■ Problem details ■
Lay out every line of the listing below as a Markdown table with the columns "Row" and "Line", numbering the rows and skipping blank lines. Omit the pictures.

■ Listings of boxed layout items ■

···

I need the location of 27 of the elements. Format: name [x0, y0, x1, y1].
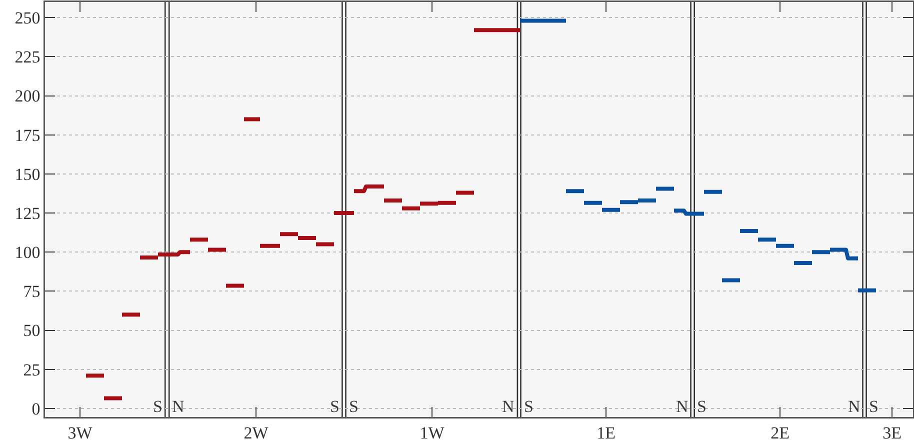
annotation: S [330, 397, 340, 416]
x-tick-label: 2E [770, 424, 790, 443]
annotation: N [172, 397, 184, 416]
y-tick-label: 150 [14, 164, 40, 184]
y-tick-label: 175 [14, 126, 40, 145]
y-tick-label: 225 [14, 48, 40, 67]
x-tick-label: 2W [244, 424, 270, 443]
annotation: S [697, 397, 706, 416]
annotation: S [349, 397, 358, 416]
annotation: S [153, 397, 162, 416]
y-tick-label: 125 [14, 204, 40, 223]
x-tick-label: 3W [68, 424, 94, 443]
annotation: S [524, 397, 534, 416]
annotation: S [869, 397, 878, 416]
annotation: N [502, 397, 514, 416]
annotation: N [676, 397, 688, 416]
y-tick-label: 75 [23, 282, 40, 302]
y-tick-label: 250 [14, 8, 40, 28]
x-tick-label: 1W [420, 424, 446, 443]
y-tick-label: 50 [23, 321, 40, 340]
x-tick-label: 3E [882, 424, 902, 443]
x-tick-label: 1E [596, 424, 616, 443]
y-tick-label: 200 [14, 86, 40, 106]
y-tick-label: 0 [32, 399, 40, 418]
y-tick-label: 25 [23, 360, 40, 380]
annotation: N [848, 397, 860, 416]
y-tick-label: 100 [14, 243, 40, 262]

···

■ Problem solution ■
| Row | Line |
|---|---|
| 1 | I need the location of 27 of the elements. Format: name [x0, y0, x1, y1]. |
| 2 | annotation: S [330, 397, 340, 416] |
| 3 | x-tick-label: 2E [770, 424, 790, 443] |
| 4 | annotation: N [172, 397, 184, 416] |
| 5 | y-tick-label: 150 [14, 164, 40, 184] |
| 6 | y-tick-label: 175 [14, 126, 40, 145] |
| 7 | y-tick-label: 225 [14, 48, 40, 67] |
| 8 | x-tick-label: 2W [244, 424, 270, 443] |
| 9 | annotation: S [697, 397, 706, 416] |
| 10 | annotation: S [349, 397, 358, 416] |
| 11 | annotation: S [153, 397, 162, 416] |
| 12 | y-tick-label: 125 [14, 204, 40, 223] |
| 13 | x-tick-label: 3W [68, 424, 94, 443] |
| 14 | annotation: S [524, 397, 534, 416] |
| 15 | annotation: S [869, 397, 878, 416] |
| 16 | annotation: N [502, 397, 514, 416] |
| 17 | annotation: N [676, 397, 688, 416] |
| 18 | y-tick-label: 75 [23, 282, 40, 302] |
| 19 | y-tick-label: 250 [14, 8, 40, 28] |
| 20 | x-tick-label: 1W [420, 424, 446, 443] |
| 21 | y-tick-label: 50 [23, 321, 40, 340] |
| 22 | x-tick-label: 3E [882, 424, 902, 443] |
| 23 | x-tick-label: 1E [596, 424, 616, 443] |
| 24 | y-tick-label: 200 [14, 86, 40, 106] |
| 25 | y-tick-label: 0 [32, 399, 40, 418] |
| 26 | y-tick-label: 25 [23, 360, 40, 380] |
| 27 | annotation: N [848, 397, 860, 416] |
| 28 | y-tick-label: 100 [14, 243, 40, 262] |